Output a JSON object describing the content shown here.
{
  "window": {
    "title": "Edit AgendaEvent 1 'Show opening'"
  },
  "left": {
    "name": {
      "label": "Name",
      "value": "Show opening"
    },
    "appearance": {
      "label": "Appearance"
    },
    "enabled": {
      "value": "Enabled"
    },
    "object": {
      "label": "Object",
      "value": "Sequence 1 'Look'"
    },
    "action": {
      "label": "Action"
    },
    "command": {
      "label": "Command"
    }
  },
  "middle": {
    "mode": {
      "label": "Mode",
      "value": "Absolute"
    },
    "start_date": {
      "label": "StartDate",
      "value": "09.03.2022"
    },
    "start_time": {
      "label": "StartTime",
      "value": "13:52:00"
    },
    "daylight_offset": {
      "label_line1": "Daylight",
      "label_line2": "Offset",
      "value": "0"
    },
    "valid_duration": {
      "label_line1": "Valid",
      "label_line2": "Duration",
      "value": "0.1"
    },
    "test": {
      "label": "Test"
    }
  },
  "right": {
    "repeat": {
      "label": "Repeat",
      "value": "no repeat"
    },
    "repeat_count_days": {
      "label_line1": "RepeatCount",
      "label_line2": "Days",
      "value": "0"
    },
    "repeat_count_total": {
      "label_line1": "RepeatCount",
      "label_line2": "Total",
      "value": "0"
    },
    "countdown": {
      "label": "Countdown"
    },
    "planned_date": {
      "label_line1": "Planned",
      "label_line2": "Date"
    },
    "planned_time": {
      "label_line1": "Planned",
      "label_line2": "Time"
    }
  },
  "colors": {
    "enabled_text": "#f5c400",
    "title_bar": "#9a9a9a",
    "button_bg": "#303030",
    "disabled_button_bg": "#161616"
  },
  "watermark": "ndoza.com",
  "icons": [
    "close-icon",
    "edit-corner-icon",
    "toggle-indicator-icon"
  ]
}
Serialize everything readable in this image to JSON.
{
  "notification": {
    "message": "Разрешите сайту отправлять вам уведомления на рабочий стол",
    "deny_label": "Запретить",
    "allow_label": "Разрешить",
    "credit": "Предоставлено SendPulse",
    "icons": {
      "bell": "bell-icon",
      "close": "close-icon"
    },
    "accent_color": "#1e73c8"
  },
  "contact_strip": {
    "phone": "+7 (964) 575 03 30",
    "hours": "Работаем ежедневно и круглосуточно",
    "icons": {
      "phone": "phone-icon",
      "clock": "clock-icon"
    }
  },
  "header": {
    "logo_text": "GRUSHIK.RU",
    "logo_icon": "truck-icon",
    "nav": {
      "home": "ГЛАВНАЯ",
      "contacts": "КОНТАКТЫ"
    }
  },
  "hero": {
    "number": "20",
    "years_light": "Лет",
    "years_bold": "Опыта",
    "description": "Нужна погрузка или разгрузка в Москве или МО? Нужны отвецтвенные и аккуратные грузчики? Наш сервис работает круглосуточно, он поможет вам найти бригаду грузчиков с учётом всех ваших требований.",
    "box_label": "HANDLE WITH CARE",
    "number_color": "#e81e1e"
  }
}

====

Copy all the lines, exactly.

FINAL RESULT:
Output a JSON object describing the content shown here.
{
  "window": {
    "title": "Edit AgendaEvent 1 'Show opening'"
  },
  "left": {
    "name": {
      "label": "Name",
      "value": "Show opening"
    },
    "appearance": {
      "label": "Appearance"
    },
    "enabled": {
      "value": "Enabled"
    },
    "object": {
      "label": "Object",
      "value": "Sequence 1 'Look'"
    },
    "action": {
      "label": "Action"
    },
    "command": {
      "label": "Command"
    }
  },
  "middle": {
    "mode": {
      "label": "Mode",
      "value": "Absolute"
    },
    "start_date": {
      "label": "StartDate",
      "value": "09.03.2022"
    },
    "start_time": {
      "label": "StartTime",
      "value": "13:52:00"
    },
    "daylight_offset": {
      "label_line1": "Daylight",
      "label_line2": "Offset",
      "value": "0"
    },
    "valid_duration": {
      "label_line1": "Valid",
      "label_line2": "Duration",
      "value": "0.1"
    },
    "test": {
      "label": "Test"
    }
  },
  "right": {
    "repeat": {
      "label": "Repeat",
      "value": "no repeat"
    },
    "repeat_count_days": {
      "label_line1": "RepeatCount",
      "label_line2": "Days",
      "value": "0"
    },
    "repeat_count_total": {
      "label_line1": "RepeatCount",
      "label_line2": "Total",
      "value": "0"
    },
    "countdown": {
      "label": "Countdown"
    },
    "planned_date": {
      "label_line1": "Planned",
      "label_line2": "Date"
    },
    "planned_time": {
      "label_line1": "Planned",
      "label_line2": "Time"
    }
  },
  "colors": {
    "enabled_text": "#f5c400",
    "title_bar": "#9a9a9a",
    "button_bg": "#303030",
    "disabled_button_bg": "#161616"
  },
  "watermark": "ndoza.com",
  "icons": [
    "close-icon",
    "edit-corner-icon",
    "toggle-indicator-icon"
  ]
}
Serialize everything readable in this image to JSON.
{
  "notification": {
    "message": "Разрешите сайту отправлять вам уведомления на рабочий стол",
    "deny_label": "Запретить",
    "allow_label": "Разрешить",
    "credit": "Предоставлено SendPulse",
    "icons": {
      "bell": "bell-icon",
      "close": "close-icon"
    },
    "accent_color": "#1e73c8"
  },
  "contact_strip": {
    "phone": "+7 (964) 575 03 30",
    "hours": "Работаем ежедневно и круглосуточно",
    "icons": {
      "phone": "phone-icon",
      "clock": "clock-icon"
    }
  },
  "header": {
    "logo_text": "GRUSHIK.RU",
    "logo_icon": "truck-icon",
    "nav": {
      "home": "ГЛАВНАЯ",
      "contacts": "КОНТАКТЫ"
    }
  },
  "hero": {
    "number": "20",
    "years_light": "Лет",
    "years_bold": "Опыта",
    "description": "Нужна погрузка или разгрузка в Москве или МО? Нужны отвецтвенные и аккуратные грузчики? Наш сервис работает круглосуточно, он поможет вам найти бригаду грузчиков с учётом всех ваших требований.",
    "box_label": "HANDLE WITH CARE",
    "number_color": "#e81e1e"
  }
}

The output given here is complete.